▶ **Task directions**:
The entire listing is to be repeated verbatim.

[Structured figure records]
** begin **

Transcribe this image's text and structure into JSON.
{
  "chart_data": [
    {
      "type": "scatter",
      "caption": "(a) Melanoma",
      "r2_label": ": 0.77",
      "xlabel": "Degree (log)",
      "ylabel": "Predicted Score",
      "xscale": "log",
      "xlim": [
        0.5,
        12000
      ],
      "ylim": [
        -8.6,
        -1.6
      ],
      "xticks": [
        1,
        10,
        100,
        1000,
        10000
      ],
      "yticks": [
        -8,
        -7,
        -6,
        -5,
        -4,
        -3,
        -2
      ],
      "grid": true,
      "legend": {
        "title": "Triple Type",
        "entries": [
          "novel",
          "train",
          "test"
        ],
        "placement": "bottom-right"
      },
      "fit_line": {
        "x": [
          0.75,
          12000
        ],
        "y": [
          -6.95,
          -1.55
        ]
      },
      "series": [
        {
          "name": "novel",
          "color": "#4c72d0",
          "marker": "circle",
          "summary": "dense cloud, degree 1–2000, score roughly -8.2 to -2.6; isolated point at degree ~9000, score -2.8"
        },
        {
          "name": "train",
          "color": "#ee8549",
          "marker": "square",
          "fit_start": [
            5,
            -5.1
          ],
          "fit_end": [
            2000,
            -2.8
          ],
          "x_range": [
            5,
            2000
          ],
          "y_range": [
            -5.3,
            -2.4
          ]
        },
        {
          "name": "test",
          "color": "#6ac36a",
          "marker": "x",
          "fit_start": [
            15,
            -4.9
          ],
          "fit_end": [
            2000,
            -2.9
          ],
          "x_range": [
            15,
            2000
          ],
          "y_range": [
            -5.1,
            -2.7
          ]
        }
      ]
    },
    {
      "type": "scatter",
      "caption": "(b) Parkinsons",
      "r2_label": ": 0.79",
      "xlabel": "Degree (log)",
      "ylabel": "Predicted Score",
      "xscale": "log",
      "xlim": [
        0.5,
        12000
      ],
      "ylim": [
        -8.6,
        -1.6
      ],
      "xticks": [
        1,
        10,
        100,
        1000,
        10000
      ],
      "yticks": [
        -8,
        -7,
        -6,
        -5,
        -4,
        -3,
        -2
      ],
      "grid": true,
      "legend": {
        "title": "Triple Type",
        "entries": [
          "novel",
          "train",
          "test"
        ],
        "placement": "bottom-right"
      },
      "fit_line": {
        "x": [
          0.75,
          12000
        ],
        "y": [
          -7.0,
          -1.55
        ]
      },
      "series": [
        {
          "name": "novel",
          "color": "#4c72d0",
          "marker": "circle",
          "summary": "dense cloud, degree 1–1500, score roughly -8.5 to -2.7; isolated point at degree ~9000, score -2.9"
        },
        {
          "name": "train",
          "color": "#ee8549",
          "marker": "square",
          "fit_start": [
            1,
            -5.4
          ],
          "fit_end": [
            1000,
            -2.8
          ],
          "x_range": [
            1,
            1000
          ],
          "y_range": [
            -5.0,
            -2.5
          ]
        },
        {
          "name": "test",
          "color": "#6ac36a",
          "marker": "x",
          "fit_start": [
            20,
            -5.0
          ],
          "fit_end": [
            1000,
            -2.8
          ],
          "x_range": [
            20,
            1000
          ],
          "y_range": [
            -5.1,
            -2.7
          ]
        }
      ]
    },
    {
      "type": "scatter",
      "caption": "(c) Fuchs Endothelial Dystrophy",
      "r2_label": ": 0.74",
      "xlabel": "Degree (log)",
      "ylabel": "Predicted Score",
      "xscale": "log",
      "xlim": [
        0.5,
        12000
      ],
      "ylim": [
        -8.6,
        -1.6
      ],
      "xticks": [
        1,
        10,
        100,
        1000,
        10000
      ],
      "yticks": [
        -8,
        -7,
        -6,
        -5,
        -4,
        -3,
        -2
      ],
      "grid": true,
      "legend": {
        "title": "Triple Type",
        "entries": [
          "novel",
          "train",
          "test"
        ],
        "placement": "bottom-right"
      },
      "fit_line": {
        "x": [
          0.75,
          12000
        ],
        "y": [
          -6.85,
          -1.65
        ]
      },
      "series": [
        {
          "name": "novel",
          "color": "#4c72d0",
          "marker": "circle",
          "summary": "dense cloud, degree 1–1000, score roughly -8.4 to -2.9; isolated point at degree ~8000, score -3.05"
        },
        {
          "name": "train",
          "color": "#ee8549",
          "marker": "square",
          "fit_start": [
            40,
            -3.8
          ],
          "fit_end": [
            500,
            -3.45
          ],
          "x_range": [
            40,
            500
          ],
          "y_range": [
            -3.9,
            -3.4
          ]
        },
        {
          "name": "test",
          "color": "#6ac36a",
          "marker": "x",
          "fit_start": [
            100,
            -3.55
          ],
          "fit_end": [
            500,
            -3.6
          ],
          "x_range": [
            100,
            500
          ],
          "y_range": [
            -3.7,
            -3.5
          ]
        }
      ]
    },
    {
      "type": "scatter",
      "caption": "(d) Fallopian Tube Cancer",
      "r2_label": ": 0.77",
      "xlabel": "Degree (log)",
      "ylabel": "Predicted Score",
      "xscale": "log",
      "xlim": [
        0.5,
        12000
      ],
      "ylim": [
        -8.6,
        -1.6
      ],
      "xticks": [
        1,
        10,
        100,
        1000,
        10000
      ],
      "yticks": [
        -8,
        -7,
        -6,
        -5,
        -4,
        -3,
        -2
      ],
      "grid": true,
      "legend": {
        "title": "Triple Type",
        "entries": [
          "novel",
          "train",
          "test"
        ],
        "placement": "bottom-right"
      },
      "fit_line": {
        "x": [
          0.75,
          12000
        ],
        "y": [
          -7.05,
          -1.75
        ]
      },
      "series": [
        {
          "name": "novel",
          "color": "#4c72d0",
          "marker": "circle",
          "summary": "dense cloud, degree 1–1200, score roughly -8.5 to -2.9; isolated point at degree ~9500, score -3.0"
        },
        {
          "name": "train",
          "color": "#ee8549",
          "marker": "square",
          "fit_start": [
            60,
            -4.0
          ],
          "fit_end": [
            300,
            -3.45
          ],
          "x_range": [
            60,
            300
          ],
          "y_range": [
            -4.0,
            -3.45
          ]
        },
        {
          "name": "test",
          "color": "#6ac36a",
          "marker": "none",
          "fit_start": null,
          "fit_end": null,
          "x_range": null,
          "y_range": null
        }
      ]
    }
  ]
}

** end **

▶ **Response**:
Transcribe this image's text and structure into JSON.
{
  "chart_data": [
    {
      "type": "scatter",
      "caption": "(a) Melanoma",
      "r2_label": ": 0.77",
      "xlabel": "Degree (log)",
      "ylabel": "Predicted Score",
      "xscale": "log",
      "xlim": [
        0.5,
        12000
      ],
      "ylim": [
        -8.6,
        -1.6
      ],
      "xticks": [
        1,
        10,
        100,
        1000,
        10000
      ],
      "yticks": [
        -8,
        -7,
        -6,
        -5,
        -4,
        -3,
        -2
      ],
      "grid": true,
      "legend": {
        "title": "Triple Type",
        "entries": [
          "novel",
          "train",
          "test"
        ],
        "placement": "bottom-right"
      },
      "fit_line": {
        "x": [
          0.75,
          12000
        ],
        "y": [
          -6.95,
          -1.55
        ]
      },
      "series": [
        {
          "name": "novel",
          "color": "#4c72d0",
          "marker": "circle",
          "summary": "dense cloud, degree 1–2000, score roughly -8.2 to -2.6; isolated point at degree ~9000, score -2.8"
        },
        {
          "name": "train",
          "color": "#ee8549",
          "marker": "square",
          "fit_start": [
            5,
            -5.1
          ],
          "fit_end": [
            2000,
            -2.8
          ],
          "x_range": [
            5,
            2000
          ],
          "y_range": [
            -5.3,
            -2.4
          ]
        },
        {
          "name": "test",
          "color": "#6ac36a",
          "marker": "x",
          "fit_start": [
            15,
            -4.9
          ],
          "fit_end": [
            2000,
            -2.9
          ],
          "x_range": [
            15,
            2000
          ],
          "y_range": [
            -5.1,
            -2.7
          ]
        }
      ]
    },
    {
      "type": "scatter",
      "caption": "(b) Parkinsons",
      "r2_label": ": 0.79",
      "xlabel": "Degree (log)",
      "ylabel": "Predicted Score",
      "xscale": "log",
      "xlim": [
        0.5,
        12000
      ],
      "ylim": [
        -8.6,
        -1.6
      ],
      "xticks": [
        1,
        10,
        100,
        1000,
        10000
      ],
      "yticks": [
        -8,
        -7,
        -6,
        -5,
        -4,
        -3,
        -2
      ],
      "grid": true,
      "legend": {
        "title": "Triple Type",
        "entries": [
          "novel",
          "train",
          "test"
        ],
        "placement": "bottom-right"
      },
      "fit_line": {
        "x": [
          0.75,
          12000
        ],
        "y": [
          -7.0,
          -1.55
        ]
      },
      "series": [
        {
          "name": "novel",
          "color": "#4c72d0",
          "marker": "circle",
          "summary": "dense cloud, degree 1–1500, score roughly -8.5 to -2.7; isolated point at degree ~9000, score -2.9"
        },
        {
          "name": "train",
          "color": "#ee8549",
          "marker": "square",
          "fit_start": [
            1,
            -5.4
          ],
          "fit_end": [
            1000,
            -2.8
          ],
          "x_range": [
            1,
            1000
          ],
          "y_range": [
            -5.0,
            -2.5
          ]
        },
        {
          "name": "test",
          "color": "#6ac36a",
          "marker": "x",
          "fit_start": [
            20,
            -5.0
          ],
          "fit_end": [
            1000,
            -2.8
          ],
          "x_range": [
            20,
            1000
          ],
          "y_range": [
            -5.1,
            -2.7
          ]
        }
      ]
    },
    {
      "type": "scatter",
      "caption": "(c) Fuchs Endothelial Dystrophy",
      "r2_label": ": 0.74",
      "xlabel": "Degree (log)",
      "ylabel": "Predicted Score",
      "xscale": "log",
      "xlim": [
        0.5,
        12000
      ],
      "ylim": [
        -8.6,
        -1.6
      ],
      "xticks": [
        1,
        10,
        100,
        1000,
        10000
      ],
      "yticks": [
        -8,
        -7,
        -6,
        -5,
        -4,
        -3,
        -2
      ],
      "grid": true,
      "legend": {
        "title": "Triple Type",
        "entries": [
          "novel",
          "train",
          "test"
        ],
        "placement": "bottom-right"
      },
      "fit_line": {
        "x": [
          0.75,
          12000
        ],
        "y": [
          -6.85,
          -1.65
        ]
      },
      "series": [
        {
          "name": "novel",
          "color": "#4c72d0",
          "marker": "circle",
          "summary": "dense cloud, degree 1–1000, score roughly -8.4 to -2.9; isolated point at degree ~8000, score -3.05"
        },
        {
          "name": "train",
          "color": "#ee8549",
          "marker": "square",
          "fit_start": [
            40,
            -3.8
          ],
          "fit_end": [
            500,
            -3.45
          ],
          "x_range": [
            40,
            500
          ],
          "y_range": [
            -3.9,
            -3.4
          ]
        },
        {
          "name": "test",
          "color": "#6ac36a",
          "marker": "x",
          "fit_start": [
            100,
            -3.55
          ],
          "fit_end": [
            500,
            -3.6
          ],
          "x_range": [
            100,
            500
          ],
          "y_range": [
            -3.7,
            -3.5
          ]
        }
      ]
    },
    {
      "type": "scatter",
      "caption": "(d) Fallopian Tube Cancer",
      "r2_label": ": 0.77",
      "xlabel": "Degree (log)",
      "ylabel": "Predicted Score",
      "xscale": "log",
      "xlim": [
        0.5,
        12000
      ],
      "ylim": [
        -8.6,
        -1.6
      ],
      "xticks": [
        1,
        10,
        100,
        1000,
        10000
      ],
      "yticks": [
        -8,
        -7,
        -6,
        -5,
        -4,
        -3,
        -2
      ],
      "grid": true,
      "legend": {
        "title": "Triple Type",
        "entries": [
          "novel",
          "train",
          "test"
        ],
        "placement": "bottom-right"
      },
      "fit_line": {
        "x": [
          0.75,
          12000
        ],
        "y": [
          -7.05,
          -1.75
        ]
      },
      "series": [
        {
          "name": "novel",
          "color": "#4c72d0",
          "marker": "circle",
          "summary": "dense cloud, degree 1–1200, score roughly -8.5 to -2.9; isolated point at degree ~9500, score -3.0"
        },
        {
          "name": "train",
          "color": "#ee8549",
          "marker": "square",
          "fit_start": [
            60,
            -4.0
          ],
          "fit_end": [
            300,
            -3.45
          ],
          "x_range": [
            60,
            300
          ],
          "y_range": [
            -4.0,
            -3.45
          ]
        },
        {
          "name": "test",
          "color": "#6ac36a",
          "marker": "none",
          "fit_start": null,
          "fit_end": null,
          "x_range": null,
          "y_range": null
        }
      ]
    }
  ]
}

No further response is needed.